GIVEN TASK >> Copy out the lines that include the word "description".

>>>

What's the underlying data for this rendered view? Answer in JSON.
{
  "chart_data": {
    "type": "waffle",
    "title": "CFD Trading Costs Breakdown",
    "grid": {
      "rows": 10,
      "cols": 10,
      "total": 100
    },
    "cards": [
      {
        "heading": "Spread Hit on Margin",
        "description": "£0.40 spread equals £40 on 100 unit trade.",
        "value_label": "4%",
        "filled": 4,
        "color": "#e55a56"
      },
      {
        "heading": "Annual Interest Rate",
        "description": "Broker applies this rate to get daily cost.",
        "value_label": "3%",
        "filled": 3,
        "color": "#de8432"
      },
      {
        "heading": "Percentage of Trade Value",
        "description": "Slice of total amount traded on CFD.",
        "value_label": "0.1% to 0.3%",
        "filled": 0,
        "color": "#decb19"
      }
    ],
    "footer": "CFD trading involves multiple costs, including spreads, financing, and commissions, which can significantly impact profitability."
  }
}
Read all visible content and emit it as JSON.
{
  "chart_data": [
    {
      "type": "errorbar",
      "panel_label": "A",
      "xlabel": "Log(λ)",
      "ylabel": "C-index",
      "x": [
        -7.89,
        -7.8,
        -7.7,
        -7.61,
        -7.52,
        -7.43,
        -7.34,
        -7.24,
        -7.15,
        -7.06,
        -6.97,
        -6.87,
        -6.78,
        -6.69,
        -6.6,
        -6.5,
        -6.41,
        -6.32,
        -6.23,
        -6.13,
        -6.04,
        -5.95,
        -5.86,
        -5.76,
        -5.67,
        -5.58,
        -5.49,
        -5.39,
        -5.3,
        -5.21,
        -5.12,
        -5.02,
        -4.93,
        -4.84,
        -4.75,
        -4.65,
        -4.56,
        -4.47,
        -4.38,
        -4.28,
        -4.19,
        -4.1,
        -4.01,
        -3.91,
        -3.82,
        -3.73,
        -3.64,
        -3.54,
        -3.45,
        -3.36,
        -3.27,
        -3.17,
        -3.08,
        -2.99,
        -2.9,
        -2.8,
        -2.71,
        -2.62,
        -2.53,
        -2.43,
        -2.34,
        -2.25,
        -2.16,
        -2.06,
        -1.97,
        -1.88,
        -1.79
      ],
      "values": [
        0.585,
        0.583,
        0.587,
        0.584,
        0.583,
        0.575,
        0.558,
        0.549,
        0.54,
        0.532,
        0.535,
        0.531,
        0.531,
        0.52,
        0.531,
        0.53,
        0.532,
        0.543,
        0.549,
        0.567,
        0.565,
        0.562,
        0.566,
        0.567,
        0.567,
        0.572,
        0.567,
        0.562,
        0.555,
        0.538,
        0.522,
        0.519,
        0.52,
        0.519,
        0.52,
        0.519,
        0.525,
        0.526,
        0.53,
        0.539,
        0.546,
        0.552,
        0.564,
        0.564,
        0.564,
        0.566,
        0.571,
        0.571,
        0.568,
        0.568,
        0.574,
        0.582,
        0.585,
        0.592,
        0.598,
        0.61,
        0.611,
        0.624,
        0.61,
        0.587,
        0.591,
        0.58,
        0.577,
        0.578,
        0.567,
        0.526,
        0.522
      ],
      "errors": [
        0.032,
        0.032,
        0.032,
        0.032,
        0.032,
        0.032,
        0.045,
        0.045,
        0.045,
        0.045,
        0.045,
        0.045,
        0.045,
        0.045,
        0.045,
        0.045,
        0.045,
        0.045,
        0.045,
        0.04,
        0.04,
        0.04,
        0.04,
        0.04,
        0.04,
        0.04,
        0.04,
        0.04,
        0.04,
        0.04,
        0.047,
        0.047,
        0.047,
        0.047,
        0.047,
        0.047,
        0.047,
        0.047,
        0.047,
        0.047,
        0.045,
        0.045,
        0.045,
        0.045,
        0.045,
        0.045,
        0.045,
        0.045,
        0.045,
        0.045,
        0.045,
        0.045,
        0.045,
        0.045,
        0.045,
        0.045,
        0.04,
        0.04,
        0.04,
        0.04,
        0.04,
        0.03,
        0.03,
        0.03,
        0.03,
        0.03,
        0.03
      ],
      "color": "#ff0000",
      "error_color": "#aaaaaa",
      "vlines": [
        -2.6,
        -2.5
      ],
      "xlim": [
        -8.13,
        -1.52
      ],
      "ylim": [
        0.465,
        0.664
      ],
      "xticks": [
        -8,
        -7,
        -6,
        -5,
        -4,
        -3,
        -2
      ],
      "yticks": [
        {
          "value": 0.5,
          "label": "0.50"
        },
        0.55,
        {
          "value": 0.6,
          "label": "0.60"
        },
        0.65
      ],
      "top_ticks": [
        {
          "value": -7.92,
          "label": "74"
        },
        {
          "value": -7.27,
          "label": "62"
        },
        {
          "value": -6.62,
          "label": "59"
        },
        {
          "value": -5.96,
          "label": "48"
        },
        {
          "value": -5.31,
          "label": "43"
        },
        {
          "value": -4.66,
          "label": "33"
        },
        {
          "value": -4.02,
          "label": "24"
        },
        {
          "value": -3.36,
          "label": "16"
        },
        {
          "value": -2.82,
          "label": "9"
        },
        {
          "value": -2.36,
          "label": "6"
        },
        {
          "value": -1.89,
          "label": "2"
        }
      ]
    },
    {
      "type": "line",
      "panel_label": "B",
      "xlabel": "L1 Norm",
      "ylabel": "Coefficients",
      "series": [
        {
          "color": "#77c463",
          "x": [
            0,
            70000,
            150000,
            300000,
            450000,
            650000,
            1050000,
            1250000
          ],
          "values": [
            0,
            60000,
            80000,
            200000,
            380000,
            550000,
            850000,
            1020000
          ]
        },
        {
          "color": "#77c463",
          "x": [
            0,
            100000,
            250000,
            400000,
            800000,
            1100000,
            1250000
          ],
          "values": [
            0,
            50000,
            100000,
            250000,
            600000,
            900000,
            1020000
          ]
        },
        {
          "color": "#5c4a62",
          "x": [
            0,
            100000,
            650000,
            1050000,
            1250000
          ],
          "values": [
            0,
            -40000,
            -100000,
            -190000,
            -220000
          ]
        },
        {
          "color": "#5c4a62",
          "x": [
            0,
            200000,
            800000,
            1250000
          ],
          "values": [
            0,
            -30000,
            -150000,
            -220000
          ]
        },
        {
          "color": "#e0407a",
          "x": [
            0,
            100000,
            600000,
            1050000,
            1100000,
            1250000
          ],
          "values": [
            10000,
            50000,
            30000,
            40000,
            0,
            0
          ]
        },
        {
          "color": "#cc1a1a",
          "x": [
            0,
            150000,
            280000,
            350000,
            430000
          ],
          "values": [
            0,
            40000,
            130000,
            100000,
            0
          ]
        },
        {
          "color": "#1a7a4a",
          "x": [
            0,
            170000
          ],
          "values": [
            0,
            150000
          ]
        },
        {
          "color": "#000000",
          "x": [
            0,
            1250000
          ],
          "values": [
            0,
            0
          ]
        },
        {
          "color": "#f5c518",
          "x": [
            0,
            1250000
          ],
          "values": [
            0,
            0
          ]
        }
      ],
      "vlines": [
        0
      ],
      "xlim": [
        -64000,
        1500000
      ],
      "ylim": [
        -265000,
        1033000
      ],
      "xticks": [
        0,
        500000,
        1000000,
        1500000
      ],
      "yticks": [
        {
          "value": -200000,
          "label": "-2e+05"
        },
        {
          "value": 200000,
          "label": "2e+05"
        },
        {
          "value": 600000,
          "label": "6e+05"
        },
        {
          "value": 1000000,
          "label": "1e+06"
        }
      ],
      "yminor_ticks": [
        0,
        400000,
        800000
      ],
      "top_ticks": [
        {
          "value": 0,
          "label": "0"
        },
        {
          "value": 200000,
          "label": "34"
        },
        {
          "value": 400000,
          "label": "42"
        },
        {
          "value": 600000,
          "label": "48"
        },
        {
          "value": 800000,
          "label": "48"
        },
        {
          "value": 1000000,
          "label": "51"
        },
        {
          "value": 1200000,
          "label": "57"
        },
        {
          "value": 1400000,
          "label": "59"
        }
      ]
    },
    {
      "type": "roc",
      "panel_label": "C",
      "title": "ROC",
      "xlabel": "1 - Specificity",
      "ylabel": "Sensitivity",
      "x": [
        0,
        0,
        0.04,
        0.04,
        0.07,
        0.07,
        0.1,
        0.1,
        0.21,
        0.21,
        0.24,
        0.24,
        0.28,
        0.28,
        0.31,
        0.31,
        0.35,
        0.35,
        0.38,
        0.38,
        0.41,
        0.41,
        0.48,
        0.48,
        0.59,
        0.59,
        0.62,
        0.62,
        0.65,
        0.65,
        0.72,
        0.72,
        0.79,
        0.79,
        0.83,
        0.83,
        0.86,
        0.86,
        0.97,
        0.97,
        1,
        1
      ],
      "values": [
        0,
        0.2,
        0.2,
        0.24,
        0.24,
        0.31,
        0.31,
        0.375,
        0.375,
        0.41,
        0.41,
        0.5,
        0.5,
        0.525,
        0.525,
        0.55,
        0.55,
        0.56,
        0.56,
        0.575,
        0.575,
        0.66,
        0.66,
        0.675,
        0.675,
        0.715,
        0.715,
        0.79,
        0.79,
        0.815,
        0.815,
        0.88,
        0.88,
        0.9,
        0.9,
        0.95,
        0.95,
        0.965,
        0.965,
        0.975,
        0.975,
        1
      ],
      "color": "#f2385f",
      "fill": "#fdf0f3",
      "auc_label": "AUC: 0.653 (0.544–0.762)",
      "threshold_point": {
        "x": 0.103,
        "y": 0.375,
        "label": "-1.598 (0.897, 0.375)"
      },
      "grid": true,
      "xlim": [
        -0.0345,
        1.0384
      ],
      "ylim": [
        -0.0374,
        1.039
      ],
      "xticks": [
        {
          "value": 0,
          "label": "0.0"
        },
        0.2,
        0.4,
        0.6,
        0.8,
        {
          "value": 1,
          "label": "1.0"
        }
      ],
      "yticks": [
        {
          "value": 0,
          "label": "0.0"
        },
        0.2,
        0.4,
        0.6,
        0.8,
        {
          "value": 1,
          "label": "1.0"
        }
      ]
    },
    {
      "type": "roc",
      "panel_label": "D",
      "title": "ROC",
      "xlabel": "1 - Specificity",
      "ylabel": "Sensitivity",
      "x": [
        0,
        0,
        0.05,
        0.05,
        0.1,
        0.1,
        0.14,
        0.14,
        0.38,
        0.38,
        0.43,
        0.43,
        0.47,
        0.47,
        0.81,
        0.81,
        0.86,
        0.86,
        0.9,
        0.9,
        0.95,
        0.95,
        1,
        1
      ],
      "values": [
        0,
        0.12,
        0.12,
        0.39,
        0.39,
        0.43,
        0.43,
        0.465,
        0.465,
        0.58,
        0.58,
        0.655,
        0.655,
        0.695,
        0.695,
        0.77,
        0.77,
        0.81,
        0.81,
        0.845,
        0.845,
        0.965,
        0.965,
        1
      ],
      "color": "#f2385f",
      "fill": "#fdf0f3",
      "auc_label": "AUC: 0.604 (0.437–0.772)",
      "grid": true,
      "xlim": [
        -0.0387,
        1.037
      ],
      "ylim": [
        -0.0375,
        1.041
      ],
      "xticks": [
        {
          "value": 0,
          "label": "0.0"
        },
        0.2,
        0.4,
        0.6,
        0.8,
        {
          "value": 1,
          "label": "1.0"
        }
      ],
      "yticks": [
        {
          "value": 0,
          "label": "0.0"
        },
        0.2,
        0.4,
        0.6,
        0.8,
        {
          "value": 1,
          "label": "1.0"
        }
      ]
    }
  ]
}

<<<

EXPECTED ANSWER >>
        "description": "£0.40 spread equals £40 on 100 unit trade.",
        "description": "Broker applies this rate to get daily cost.",
        "description": "Slice of total amount traded on CFD.",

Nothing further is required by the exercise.